* **Extracted records**

######

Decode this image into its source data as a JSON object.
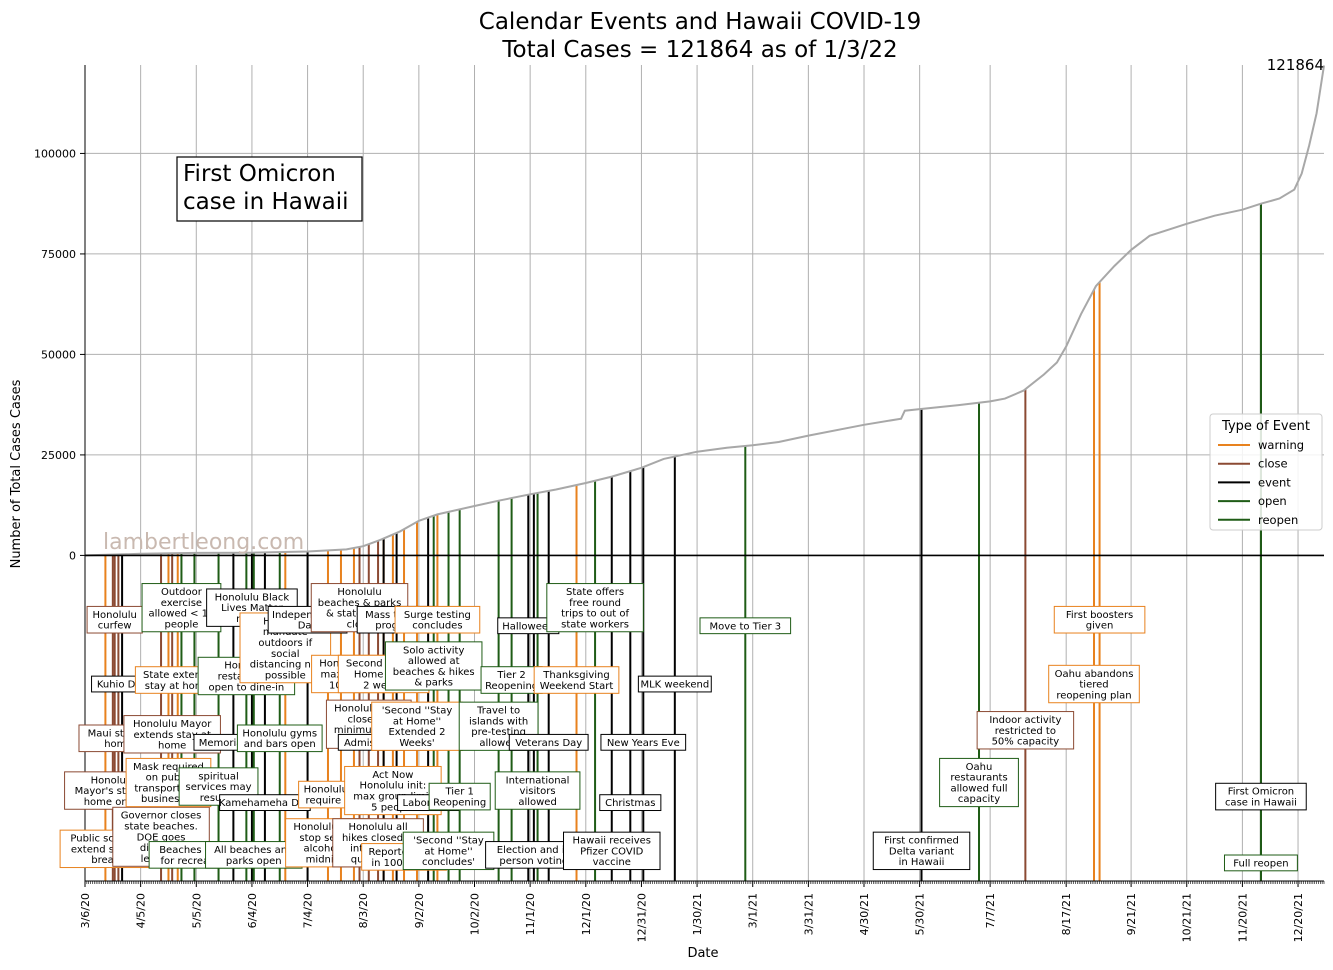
{
  "chart_data": {
    "type": "line",
    "title_line1": "Calendar Events and Hawaii COVID-19",
    "title_line2": "Total Cases = 121864 as of 1/3/22",
    "xlabel": "Date",
    "ylabel": "Number of Total Cases Cases",
    "x_range": [
      "2020-03-06",
      "2022-01-03"
    ],
    "ylim": [
      -81000,
      122000
    ],
    "yticks": [
      0,
      25000,
      50000,
      75000,
      100000
    ],
    "xticks": [
      "3/6/20",
      "4/5/20",
      "5/5/20",
      "6/4/20",
      "7/4/20",
      "8/3/20",
      "9/2/20",
      "10/2/20",
      "11/1/20",
      "12/1/20",
      "12/31/20",
      "1/30/21",
      "3/1/21",
      "3/31/21",
      "4/30/21",
      "5/30/21",
      "7/7/21",
      "8/17/21",
      "9/21/21",
      "10/21/21",
      "11/20/21",
      "12/20/21"
    ],
    "grid": true,
    "end_value_label": "121864",
    "watermark": "lambertleong.com",
    "callout": "First Omicron\ncase in Hawaii",
    "legend": {
      "title": "Type of Event",
      "position": "right",
      "items": [
        {
          "label": "warning",
          "color": "#e8821e"
        },
        {
          "label": "close",
          "color": "#8b4a33"
        },
        {
          "label": "event",
          "color": "#000000"
        },
        {
          "label": "open",
          "color": "#1f5c16"
        },
        {
          "label": "reopen",
          "color": "#1f5c16"
        }
      ]
    },
    "series": [
      {
        "color": "#a8a8a8",
        "points": [
          [
            "2020-03-06",
            0
          ],
          [
            "2020-04-05",
            400
          ],
          [
            "2020-05-05",
            620
          ],
          [
            "2020-06-04",
            680
          ],
          [
            "2020-07-04",
            980
          ],
          [
            "2020-07-25",
            1500
          ],
          [
            "2020-08-03",
            2300
          ],
          [
            "2020-08-12",
            3800
          ],
          [
            "2020-08-23",
            6000
          ],
          [
            "2020-09-02",
            8600
          ],
          [
            "2020-09-12",
            10200
          ],
          [
            "2020-10-02",
            12300
          ],
          [
            "2020-10-15",
            13600
          ],
          [
            "2020-11-01",
            15200
          ],
          [
            "2020-11-15",
            16400
          ],
          [
            "2020-12-01",
            18000
          ],
          [
            "2020-12-15",
            19600
          ],
          [
            "2020-12-31",
            21800
          ],
          [
            "2021-01-12",
            24000
          ],
          [
            "2021-01-30",
            25800
          ],
          [
            "2021-02-15",
            26800
          ],
          [
            "2021-03-01",
            27400
          ],
          [
            "2021-03-15",
            28200
          ],
          [
            "2021-03-31",
            29800
          ],
          [
            "2021-04-30",
            32500
          ],
          [
            "2021-05-20",
            34000
          ],
          [
            "2021-05-22",
            36000
          ],
          [
            "2021-05-30",
            36400
          ],
          [
            "2021-06-20",
            37400
          ],
          [
            "2021-07-07",
            38300
          ],
          [
            "2021-07-15",
            39000
          ],
          [
            "2021-07-25",
            41000
          ],
          [
            "2021-08-05",
            45000
          ],
          [
            "2021-08-12",
            48000
          ],
          [
            "2021-08-17",
            52000
          ],
          [
            "2021-08-25",
            60000
          ],
          [
            "2021-09-02",
            67000
          ],
          [
            "2021-09-12",
            72000
          ],
          [
            "2021-09-21",
            76000
          ],
          [
            "2021-10-01",
            79500
          ],
          [
            "2021-10-21",
            82500
          ],
          [
            "2021-11-05",
            84500
          ],
          [
            "2021-11-20",
            86000
          ],
          [
            "2021-11-30",
            87500
          ],
          [
            "2021-12-10",
            88800
          ],
          [
            "2021-12-18",
            91000
          ],
          [
            "2021-12-22",
            95000
          ],
          [
            "2021-12-26",
            102000
          ],
          [
            "2021-12-30",
            110000
          ],
          [
            "2022-01-03",
            121864
          ]
        ]
      }
    ],
    "events": [
      {
        "date": "2020-03-17",
        "type": "warning",
        "label": "Public schools\nextend spring\nbreak",
        "level": -73000
      },
      {
        "date": "2020-03-26",
        "type": "event",
        "label": "Kuhio Day",
        "level": -32000
      },
      {
        "date": "2020-03-24",
        "type": "close",
        "label": "Maui stay at\nhome",
        "level": -45500
      },
      {
        "date": "2020-03-21",
        "type": "close",
        "label": "Honolulu\nMayor's stay at\nhome order",
        "level": -58500
      },
      {
        "date": "2020-03-22",
        "type": "close",
        "label": "Honolulu\ncurfew",
        "level": -16000
      },
      {
        "date": "2020-04-16",
        "type": "close",
        "label": "Governor closes\nstate beaches.\nDOE goes\ndistance\nlearning",
        "level": -70000
      },
      {
        "date": "2020-04-20",
        "type": "warning",
        "label": "Mask required\non public\ntransport and\nbusinesses",
        "level": -56500
      },
      {
        "date": "2020-04-22",
        "type": "close",
        "label": "Honolulu Mayor\nextends stay at\nhome",
        "level": -44500
      },
      {
        "date": "2020-04-25",
        "type": "warning",
        "label": "State extends\nstay at home",
        "level": -31000
      },
      {
        "date": "2020-04-27",
        "type": "open",
        "label": "Outdoor\nexercise\nallowed < 10\npeople",
        "level": -13000
      },
      {
        "date": "2020-05-04",
        "type": "open",
        "label": "Beaches open\nfor recreation",
        "level": -74500
      },
      {
        "date": "2020-05-17",
        "type": "open",
        "label": "spiritual\nservices may\nresume",
        "level": -57500
      },
      {
        "date": "2020-05-25",
        "type": "event",
        "label": "Memorial Day",
        "level": -46500
      },
      {
        "date": "2020-06-01",
        "type": "open",
        "label": "Honolulu\nrestaurants\nopen to dine-in",
        "level": -30000
      },
      {
        "date": "2020-06-04",
        "type": "event",
        "label": "Honolulu Black\nLives Matter\nmarch",
        "level": -13000
      },
      {
        "date": "2020-06-11",
        "type": "event",
        "label": "Kamehameha Day",
        "level": -61500
      },
      {
        "date": "2020-06-05",
        "type": "open",
        "label": "All beaches and\nparks open",
        "level": -74500
      },
      {
        "date": "2020-06-19",
        "type": "open",
        "label": "Honolulu gyms\nand bars open",
        "level": -45500
      },
      {
        "date": "2020-06-22",
        "type": "warning",
        "label": "Honolulu\nmandate\noutdoors if\nsocial\ndistancing not\npossible",
        "level": -23000
      },
      {
        "date": "2020-07-04",
        "type": "event",
        "label": "Independence\nDay",
        "level": -16000
      },
      {
        "date": "2020-07-15",
        "type": "warning",
        "label": "Honolulu bars\nstop selling\nalcohol at\nmidnight",
        "level": -71500
      },
      {
        "date": "2020-07-22",
        "type": "warning",
        "label": "Honolulu gyms\nrequire masks",
        "level": -59500
      },
      {
        "date": "2020-07-29",
        "type": "warning",
        "label": "Honolulu bars\nmax group of\n10 people",
        "level": -29500
      },
      {
        "date": "2020-08-06",
        "type": "close",
        "label": "Honolulu bars\nclose for\nminimum of 3\nweeks",
        "level": -42000
      },
      {
        "date": "2020-08-01",
        "type": "close",
        "label": "Honolulu\nbeaches & parks\n& state parks\nclose",
        "level": -13000
      },
      {
        "date": "2020-08-11",
        "type": "close",
        "label": "Honolulu all\nhikes closed &\ninter-island\nquarantine",
        "level": -71500
      },
      {
        "date": "2020-08-14",
        "type": "warning",
        "label": "Second Stay at\nHome order\n2 weeks",
        "level": -29500
      },
      {
        "date": "2020-08-14",
        "type": "event",
        "label": "Admissions Day",
        "level": -46500
      },
      {
        "date": "2020-08-19",
        "type": "warning",
        "label": "Act Now\nHonolulu init:\nmax group limit\n5 people",
        "level": -58500
      },
      {
        "date": "2020-08-21",
        "type": "event",
        "label": "Mass testing\nprogram",
        "level": -16000
      },
      {
        "date": "2020-08-25",
        "type": "warning",
        "label": "Reported over\nin 1000 tests",
        "level": -75000
      },
      {
        "date": "2020-09-01",
        "type": "warning",
        "label": "'Second ''Stay\nat Home''\nExtended 2\nWeeks'",
        "level": -42500
      },
      {
        "date": "2020-09-07",
        "type": "event",
        "label": "Labor Day",
        "level": -61500
      },
      {
        "date": "2020-09-10",
        "type": "open",
        "label": "Solo activity\nallowed at\nbeaches & hikes\n& parks",
        "level": -27500
      },
      {
        "date": "2020-09-12",
        "type": "warning",
        "label": "Surge testing\nconcludes",
        "level": -16000
      },
      {
        "date": "2020-09-18",
        "type": "open",
        "label": "'Second ''Stay\nat Home''\nconcludes'",
        "level": -73500
      },
      {
        "date": "2020-09-24",
        "type": "open",
        "label": "Tier 1\nReopening",
        "level": -60000
      },
      {
        "date": "2020-10-15",
        "type": "open",
        "label": "Travel to\nislands with\npre-testing\nallowed",
        "level": -42500
      },
      {
        "date": "2020-10-22",
        "type": "open",
        "label": "Tier 2\nReopening",
        "level": -31000
      },
      {
        "date": "2020-10-31",
        "type": "event",
        "label": "Halloween",
        "level": -17500
      },
      {
        "date": "2020-11-03",
        "type": "event",
        "label": "Election and in\nperson voting",
        "level": -74500
      },
      {
        "date": "2020-11-05",
        "type": "open",
        "label": "International\nvisitors\nallowed",
        "level": -58500
      },
      {
        "date": "2020-11-11",
        "type": "event",
        "label": "Veterans Day",
        "level": -46500
      },
      {
        "date": "2020-11-26",
        "type": "warning",
        "label": "Thanksgiving\nWeekend Start",
        "level": -31000
      },
      {
        "date": "2020-12-06",
        "type": "open",
        "label": "State offers\nfree round\ntrips to out of\nstate workers",
        "level": -13000
      },
      {
        "date": "2020-12-15",
        "type": "event",
        "label": "Hawaii receives\nPfizer COVID\nvaccine",
        "level": -73500
      },
      {
        "date": "2020-12-25",
        "type": "event",
        "label": "Christmas",
        "level": -61500
      },
      {
        "date": "2021-01-01",
        "type": "event",
        "label": "New Years Eve",
        "level": -46500
      },
      {
        "date": "2021-01-18",
        "type": "event",
        "label": "MLK weekend",
        "level": -32000
      },
      {
        "date": "2021-02-25",
        "type": "open",
        "label": "Move to Tier 3",
        "level": -17500
      },
      {
        "date": "2021-05-31",
        "type": "event",
        "label": "First confirmed\nDelta variant\nin Hawaii",
        "level": -73500
      },
      {
        "date": "2021-07-01",
        "type": "open",
        "label": "Oahu\nrestaurants\nallowed full\ncapacity",
        "level": -56500
      },
      {
        "date": "2021-07-26",
        "type": "close",
        "label": "Indoor activity\nrestricted to\n50% capacity",
        "level": -43500
      },
      {
        "date": "2021-09-01",
        "type": "warning",
        "label": "Oahu abandons\ntiered\nreopening plan",
        "level": -32000
      },
      {
        "date": "2021-09-04",
        "type": "warning",
        "label": "First boosters\ngiven",
        "level": -16000
      },
      {
        "date": "2021-11-30",
        "type": "event",
        "label": "First Omicron\ncase in Hawaii",
        "level": -60000
      },
      {
        "date": "2021-11-30",
        "type": "reopen",
        "label": "Full reopen",
        "level": -76500
      }
    ]
  }
}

######

* **STATED TASK**
In the records above, how many lines include "nallowed"? Give that number and nothing more.

* **ANSWER TO THE PROBLEM**
5